Data records:
________________________________________
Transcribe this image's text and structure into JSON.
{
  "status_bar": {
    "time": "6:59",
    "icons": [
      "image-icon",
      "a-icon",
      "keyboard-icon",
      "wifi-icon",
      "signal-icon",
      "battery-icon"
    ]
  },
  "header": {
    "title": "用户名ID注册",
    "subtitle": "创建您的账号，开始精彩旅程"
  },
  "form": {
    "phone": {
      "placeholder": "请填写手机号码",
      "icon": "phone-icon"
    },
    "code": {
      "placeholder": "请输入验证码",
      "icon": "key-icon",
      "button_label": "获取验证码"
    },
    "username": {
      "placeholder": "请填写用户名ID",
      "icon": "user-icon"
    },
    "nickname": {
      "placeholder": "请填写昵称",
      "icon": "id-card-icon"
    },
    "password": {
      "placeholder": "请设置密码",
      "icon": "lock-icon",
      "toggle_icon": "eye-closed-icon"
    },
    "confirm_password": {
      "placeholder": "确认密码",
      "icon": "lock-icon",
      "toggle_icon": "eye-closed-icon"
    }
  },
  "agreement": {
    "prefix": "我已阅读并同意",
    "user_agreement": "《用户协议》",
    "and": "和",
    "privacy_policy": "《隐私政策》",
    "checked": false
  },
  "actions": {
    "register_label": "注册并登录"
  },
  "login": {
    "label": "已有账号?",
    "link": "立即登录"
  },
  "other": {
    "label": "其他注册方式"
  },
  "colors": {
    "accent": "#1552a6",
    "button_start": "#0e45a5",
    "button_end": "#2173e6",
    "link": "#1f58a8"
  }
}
________________________________________
Task requirements: Go back to the listing above and please repeat it exactly.

Expected output:
Transcribe this image's text and structure into JSON.
{
  "status_bar": {
    "time": "6:59",
    "icons": [
      "image-icon",
      "a-icon",
      "keyboard-icon",
      "wifi-icon",
      "signal-icon",
      "battery-icon"
    ]
  },
  "header": {
    "title": "用户名ID注册",
    "subtitle": "创建您的账号，开始精彩旅程"
  },
  "form": {
    "phone": {
      "placeholder": "请填写手机号码",
      "icon": "phone-icon"
    },
    "code": {
      "placeholder": "请输入验证码",
      "icon": "key-icon",
      "button_label": "获取验证码"
    },
    "username": {
      "placeholder": "请填写用户名ID",
      "icon": "user-icon"
    },
    "nickname": {
      "placeholder": "请填写昵称",
      "icon": "id-card-icon"
    },
    "password": {
      "placeholder": "请设置密码",
      "icon": "lock-icon",
      "toggle_icon": "eye-closed-icon"
    },
    "confirm_password": {
      "placeholder": "确认密码",
      "icon": "lock-icon",
      "toggle_icon": "eye-closed-icon"
    }
  },
  "agreement": {
    "prefix": "我已阅读并同意",
    "user_agreement": "《用户协议》",
    "and": "和",
    "privacy_policy": "《隐私政策》",
    "checked": false
  },
  "actions": {
    "register_label": "注册并登录"
  },
  "login": {
    "label": "已有账号?",
    "link": "立即登录"
  },
  "other": {
    "label": "其他注册方式"
  },
  "colors": {
    "accent": "#1552a6",
    "button_start": "#0e45a5",
    "button_end": "#2173e6",
    "link": "#1f58a8"
  }
}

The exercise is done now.